- [Given records]

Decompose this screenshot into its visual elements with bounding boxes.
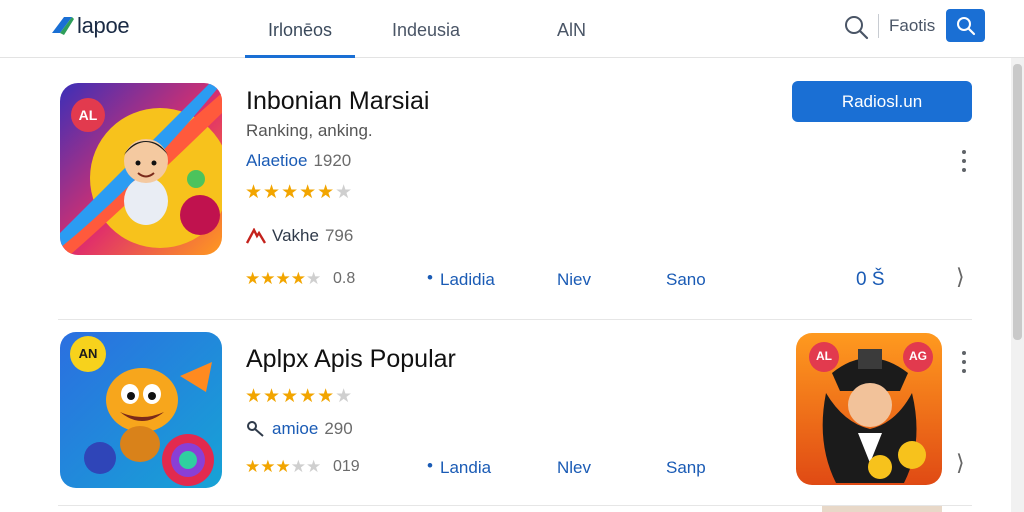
size-link[interactable]: Sano <box>666 270 706 290</box>
arrow-right-icon[interactable]: ⟩ <box>956 451 965 476</box>
app-meta-row: ★★★★★ 019 • Landia Nlev Sanp ⟩ <box>58 451 972 481</box>
tab-label: Irlonēos <box>267 20 333 40</box>
publisher-count: 796 <box>324 226 354 245</box>
facts-link[interactable]: Faotis <box>889 16 935 36</box>
app-subtitle: Ranking, anking. <box>246 121 373 140</box>
header-divider <box>878 14 879 38</box>
publisher-name[interactable]: amioe <box>272 419 318 439</box>
developer-line: Alaetioe 1920 <box>246 151 351 171</box>
app-title[interactable]: Inbonian Marsiai <box>246 87 429 116</box>
view-link[interactable]: Nlev <box>557 458 591 478</box>
region-link[interactable]: Landia <box>440 458 491 478</box>
install-button[interactable]: Radiosl.un <box>792 81 972 122</box>
app-title[interactable]: Aplpx Apis Popular <box>246 345 456 374</box>
tab-indonesia[interactable]: Indeusia <box>392 20 460 58</box>
region-link[interactable]: Ladidia <box>440 270 495 290</box>
count-link[interactable]: 0 Š <box>856 269 885 291</box>
size-link[interactable]: Sanp <box>666 458 706 478</box>
rating-stars: ★★★★★★ <box>245 181 354 203</box>
next-card-peek <box>822 506 942 512</box>
link-icon <box>247 421 264 437</box>
app-badge: AL <box>78 107 98 123</box>
scrollbar[interactable] <box>1011 58 1024 512</box>
publisher-count: 290 <box>324 419 353 438</box>
app-icon[interactable]: AL <box>60 83 222 255</box>
developer-name[interactable]: Alaetioe <box>246 151 307 171</box>
publisher-line: Vakhe 796 <box>246 226 353 246</box>
bullet-icon: • <box>427 268 433 287</box>
publisher-name[interactable]: Vakhe <box>272 226 319 246</box>
app-badge: AN <box>78 346 98 361</box>
rating-stars: ★★★★★★ <box>245 385 354 407</box>
user-search-icon <box>956 16 975 35</box>
tab-rankings[interactable]: Irlonēos <box>245 20 355 58</box>
tab-all[interactable]: AlN <box>557 20 586 58</box>
publisher-line: amioe 290 <box>246 419 353 439</box>
user-search-button[interactable] <box>946 9 985 42</box>
search-icon[interactable] <box>843 14 869 40</box>
arrow-right-icon[interactable]: ⟩ <box>956 265 965 290</box>
app-badge: AG <box>909 349 927 363</box>
logo-icon <box>52 17 74 35</box>
top-header: lapoe Irlonēos Indeusia AlN Faotis <box>0 0 1024 58</box>
more-options-icon[interactable] <box>961 150 967 172</box>
app-card[interactable]: AL Inbonian Marsiai Ranking, anking. Ala… <box>58 58 972 320</box>
publisher-logo-icon <box>246 228 266 244</box>
developer-count: 1920 <box>313 151 352 170</box>
small-rating-count: 0.8 <box>333 270 356 287</box>
small-rating-stars: ★★★★★ <box>245 457 322 477</box>
scrollbar-thumb[interactable] <box>1013 64 1022 340</box>
more-options-icon[interactable] <box>961 351 967 373</box>
view-link[interactable]: Niev <box>557 270 591 290</box>
app-badge: AL <box>816 349 832 363</box>
small-rating-count: 019 <box>333 458 360 475</box>
logo-text: lapoe <box>77 13 130 38</box>
tab-label: Indeusia <box>392 20 461 40</box>
app-logo[interactable]: lapoe <box>50 10 130 42</box>
tab-label: AlN <box>557 20 587 40</box>
bullet-icon: • <box>427 456 433 475</box>
app-card[interactable]: AN Aplpx Apis Popular ★★★★★★ amioe 290 A… <box>58 321 972 506</box>
small-rating-stars: ★★★★★ <box>245 269 322 289</box>
app-meta-row: ★★★★★ 0.8 • Ladidia Niev Sano 0 Š ⟩ <box>58 265 972 293</box>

- [The task]
Pick out every line in the items above that contains the word "Irlonēos", and copy each one.

- [Problem solution]
tab-label: Irlonēos <box>267 20 333 40</box>
tab-rankings[interactable]: Irlonēos <box>245 20 355 58</box>
top-header: lapoe Irlonēos Indeusia AlN Faotis <box>0 0 1024 58</box>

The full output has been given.